### Stored rows
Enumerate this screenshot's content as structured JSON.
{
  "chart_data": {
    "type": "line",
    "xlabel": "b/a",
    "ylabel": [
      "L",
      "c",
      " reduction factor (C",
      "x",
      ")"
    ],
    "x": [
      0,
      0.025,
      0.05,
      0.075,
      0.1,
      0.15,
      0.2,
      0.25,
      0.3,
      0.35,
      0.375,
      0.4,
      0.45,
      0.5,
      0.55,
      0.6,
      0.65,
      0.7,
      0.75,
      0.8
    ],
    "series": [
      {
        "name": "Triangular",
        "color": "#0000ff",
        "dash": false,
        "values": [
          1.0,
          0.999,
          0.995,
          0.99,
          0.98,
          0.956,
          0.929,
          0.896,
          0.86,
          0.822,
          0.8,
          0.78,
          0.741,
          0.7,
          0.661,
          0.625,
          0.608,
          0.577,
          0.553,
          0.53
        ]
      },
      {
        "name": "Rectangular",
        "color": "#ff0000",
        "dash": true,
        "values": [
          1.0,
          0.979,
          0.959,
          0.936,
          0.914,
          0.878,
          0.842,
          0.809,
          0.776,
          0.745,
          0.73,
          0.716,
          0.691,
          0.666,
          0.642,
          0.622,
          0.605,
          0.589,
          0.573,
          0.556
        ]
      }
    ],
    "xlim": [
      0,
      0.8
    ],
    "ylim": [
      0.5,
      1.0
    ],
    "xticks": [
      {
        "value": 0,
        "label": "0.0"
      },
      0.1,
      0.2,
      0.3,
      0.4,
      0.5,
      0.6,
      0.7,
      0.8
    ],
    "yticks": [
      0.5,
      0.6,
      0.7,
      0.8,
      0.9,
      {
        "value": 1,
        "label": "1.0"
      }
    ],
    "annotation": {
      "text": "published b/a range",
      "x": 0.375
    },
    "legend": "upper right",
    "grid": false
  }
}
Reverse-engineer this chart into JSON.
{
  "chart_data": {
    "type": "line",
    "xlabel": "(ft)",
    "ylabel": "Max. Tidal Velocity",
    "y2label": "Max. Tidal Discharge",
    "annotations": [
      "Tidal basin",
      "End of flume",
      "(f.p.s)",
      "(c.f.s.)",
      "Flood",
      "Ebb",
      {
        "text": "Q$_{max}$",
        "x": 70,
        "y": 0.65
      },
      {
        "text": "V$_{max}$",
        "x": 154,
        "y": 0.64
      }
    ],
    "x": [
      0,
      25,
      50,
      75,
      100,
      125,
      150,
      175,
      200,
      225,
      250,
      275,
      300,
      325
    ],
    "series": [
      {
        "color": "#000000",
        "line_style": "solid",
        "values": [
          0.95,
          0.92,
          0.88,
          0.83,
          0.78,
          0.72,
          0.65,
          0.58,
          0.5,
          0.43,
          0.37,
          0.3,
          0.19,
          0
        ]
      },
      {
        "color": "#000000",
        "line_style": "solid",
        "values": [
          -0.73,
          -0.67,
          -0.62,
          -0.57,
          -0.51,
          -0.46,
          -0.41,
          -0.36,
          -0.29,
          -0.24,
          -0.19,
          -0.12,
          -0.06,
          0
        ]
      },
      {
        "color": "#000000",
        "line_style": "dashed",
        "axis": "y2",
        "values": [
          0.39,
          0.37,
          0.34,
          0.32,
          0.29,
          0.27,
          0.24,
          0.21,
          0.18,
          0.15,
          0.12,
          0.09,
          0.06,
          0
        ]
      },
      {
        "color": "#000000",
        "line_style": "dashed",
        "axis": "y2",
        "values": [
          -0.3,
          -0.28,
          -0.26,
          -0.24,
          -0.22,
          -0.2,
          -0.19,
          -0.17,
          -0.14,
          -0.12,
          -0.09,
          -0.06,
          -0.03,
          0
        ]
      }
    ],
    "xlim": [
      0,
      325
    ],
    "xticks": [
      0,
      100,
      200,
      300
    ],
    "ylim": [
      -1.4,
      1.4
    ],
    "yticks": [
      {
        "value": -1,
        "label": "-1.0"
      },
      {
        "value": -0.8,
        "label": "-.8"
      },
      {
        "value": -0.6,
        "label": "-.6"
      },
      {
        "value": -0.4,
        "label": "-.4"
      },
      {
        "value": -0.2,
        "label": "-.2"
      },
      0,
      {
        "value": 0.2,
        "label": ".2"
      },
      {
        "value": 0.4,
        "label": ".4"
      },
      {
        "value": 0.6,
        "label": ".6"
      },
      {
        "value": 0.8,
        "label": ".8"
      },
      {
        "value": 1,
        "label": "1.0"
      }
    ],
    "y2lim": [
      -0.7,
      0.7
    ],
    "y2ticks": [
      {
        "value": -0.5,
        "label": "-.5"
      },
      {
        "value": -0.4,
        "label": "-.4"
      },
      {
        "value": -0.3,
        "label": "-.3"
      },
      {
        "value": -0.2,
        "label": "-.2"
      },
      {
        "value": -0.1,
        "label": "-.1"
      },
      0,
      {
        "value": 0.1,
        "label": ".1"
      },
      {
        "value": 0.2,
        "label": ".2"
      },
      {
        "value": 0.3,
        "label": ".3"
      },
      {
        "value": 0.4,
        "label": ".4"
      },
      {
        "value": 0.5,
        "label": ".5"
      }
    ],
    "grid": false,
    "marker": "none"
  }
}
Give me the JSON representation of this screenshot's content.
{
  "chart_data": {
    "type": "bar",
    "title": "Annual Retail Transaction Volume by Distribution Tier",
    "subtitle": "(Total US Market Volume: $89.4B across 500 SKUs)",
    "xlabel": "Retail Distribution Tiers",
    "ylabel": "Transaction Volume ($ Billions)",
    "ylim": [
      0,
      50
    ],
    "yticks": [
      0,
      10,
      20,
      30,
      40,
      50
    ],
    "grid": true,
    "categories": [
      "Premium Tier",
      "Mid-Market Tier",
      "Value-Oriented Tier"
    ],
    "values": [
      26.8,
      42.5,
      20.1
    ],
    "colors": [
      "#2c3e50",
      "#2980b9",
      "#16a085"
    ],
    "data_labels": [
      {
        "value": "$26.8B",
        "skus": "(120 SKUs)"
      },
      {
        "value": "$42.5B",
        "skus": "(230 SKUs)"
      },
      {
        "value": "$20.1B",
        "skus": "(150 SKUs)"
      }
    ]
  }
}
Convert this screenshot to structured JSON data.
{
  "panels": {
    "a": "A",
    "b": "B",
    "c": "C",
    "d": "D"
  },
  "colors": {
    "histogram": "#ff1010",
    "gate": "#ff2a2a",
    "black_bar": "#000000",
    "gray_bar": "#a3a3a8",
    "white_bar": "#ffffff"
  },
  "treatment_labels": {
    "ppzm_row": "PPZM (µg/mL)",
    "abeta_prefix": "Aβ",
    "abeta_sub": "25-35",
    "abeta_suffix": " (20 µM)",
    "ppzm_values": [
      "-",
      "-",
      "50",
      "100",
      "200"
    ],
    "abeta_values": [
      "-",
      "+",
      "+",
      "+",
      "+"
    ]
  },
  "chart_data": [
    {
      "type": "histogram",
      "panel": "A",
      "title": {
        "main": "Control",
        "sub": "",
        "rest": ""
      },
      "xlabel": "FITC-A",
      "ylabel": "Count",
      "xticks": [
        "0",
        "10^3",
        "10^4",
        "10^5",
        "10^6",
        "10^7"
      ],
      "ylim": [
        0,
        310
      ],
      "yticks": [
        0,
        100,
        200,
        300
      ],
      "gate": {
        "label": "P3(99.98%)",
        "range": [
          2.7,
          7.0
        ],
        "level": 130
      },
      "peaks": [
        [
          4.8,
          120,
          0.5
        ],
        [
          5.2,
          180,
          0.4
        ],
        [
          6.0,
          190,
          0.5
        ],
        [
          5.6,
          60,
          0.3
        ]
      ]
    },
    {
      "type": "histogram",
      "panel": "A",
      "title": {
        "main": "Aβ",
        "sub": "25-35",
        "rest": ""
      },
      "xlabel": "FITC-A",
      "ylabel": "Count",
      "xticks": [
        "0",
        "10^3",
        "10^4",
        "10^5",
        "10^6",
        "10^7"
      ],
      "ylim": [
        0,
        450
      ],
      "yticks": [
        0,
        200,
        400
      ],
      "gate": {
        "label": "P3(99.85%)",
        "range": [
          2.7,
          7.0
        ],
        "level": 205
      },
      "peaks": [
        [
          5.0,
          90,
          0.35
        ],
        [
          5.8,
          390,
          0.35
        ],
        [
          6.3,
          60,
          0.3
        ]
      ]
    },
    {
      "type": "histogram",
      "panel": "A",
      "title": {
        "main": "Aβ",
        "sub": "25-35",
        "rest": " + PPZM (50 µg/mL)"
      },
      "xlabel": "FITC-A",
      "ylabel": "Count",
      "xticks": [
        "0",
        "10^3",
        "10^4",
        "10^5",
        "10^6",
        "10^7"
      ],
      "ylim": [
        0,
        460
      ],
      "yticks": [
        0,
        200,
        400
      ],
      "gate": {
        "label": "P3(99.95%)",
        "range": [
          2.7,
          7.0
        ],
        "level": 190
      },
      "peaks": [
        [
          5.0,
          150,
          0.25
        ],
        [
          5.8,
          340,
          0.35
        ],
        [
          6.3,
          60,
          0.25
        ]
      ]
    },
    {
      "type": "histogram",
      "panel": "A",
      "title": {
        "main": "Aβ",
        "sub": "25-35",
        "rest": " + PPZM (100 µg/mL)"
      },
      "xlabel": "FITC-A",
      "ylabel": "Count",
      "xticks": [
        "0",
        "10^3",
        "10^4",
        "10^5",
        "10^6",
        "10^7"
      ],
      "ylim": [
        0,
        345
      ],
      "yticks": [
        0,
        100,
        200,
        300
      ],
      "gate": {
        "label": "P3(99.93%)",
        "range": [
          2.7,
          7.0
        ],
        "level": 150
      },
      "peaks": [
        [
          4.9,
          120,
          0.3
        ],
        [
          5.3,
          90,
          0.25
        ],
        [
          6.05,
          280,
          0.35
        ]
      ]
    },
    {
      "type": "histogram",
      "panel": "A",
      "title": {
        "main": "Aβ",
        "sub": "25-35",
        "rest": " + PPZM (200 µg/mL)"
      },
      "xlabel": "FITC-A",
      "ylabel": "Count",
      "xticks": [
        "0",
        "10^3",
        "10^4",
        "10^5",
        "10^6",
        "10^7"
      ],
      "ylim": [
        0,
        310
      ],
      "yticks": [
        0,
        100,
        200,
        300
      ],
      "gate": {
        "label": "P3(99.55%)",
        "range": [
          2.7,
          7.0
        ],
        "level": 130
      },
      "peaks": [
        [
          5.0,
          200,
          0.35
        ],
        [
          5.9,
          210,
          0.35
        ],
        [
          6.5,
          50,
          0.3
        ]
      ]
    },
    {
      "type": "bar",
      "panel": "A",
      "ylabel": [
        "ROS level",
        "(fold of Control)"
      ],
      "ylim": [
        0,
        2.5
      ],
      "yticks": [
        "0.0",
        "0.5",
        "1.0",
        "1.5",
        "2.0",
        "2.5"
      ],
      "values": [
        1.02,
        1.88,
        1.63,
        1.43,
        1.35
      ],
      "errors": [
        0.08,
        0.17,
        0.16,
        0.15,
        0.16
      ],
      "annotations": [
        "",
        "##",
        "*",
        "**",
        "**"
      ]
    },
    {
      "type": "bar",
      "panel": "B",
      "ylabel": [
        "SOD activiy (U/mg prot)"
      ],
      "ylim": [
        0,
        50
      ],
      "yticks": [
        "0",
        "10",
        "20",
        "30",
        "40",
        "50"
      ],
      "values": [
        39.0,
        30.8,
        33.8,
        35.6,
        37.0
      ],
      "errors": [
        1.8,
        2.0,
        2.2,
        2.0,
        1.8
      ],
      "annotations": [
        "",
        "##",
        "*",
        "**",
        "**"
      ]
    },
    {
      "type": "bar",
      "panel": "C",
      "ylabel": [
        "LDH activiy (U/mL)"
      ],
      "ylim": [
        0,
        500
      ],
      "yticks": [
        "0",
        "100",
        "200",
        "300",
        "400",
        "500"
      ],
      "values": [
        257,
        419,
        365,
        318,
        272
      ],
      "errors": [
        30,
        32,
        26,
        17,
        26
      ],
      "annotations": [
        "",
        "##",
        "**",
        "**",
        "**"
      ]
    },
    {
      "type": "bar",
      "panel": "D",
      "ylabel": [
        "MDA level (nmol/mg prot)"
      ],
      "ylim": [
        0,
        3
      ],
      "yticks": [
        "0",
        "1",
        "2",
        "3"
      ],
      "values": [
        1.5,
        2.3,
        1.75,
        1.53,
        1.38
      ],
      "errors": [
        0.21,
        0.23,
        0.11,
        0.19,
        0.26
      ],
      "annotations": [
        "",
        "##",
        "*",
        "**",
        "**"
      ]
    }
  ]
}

### Written task
From the data above, copy each line that has the string "Distribution".

### The response
    "title": "Annual Retail Transaction Volume by Distribution Tier",
    "xlabel": "Retail Distribution Tiers",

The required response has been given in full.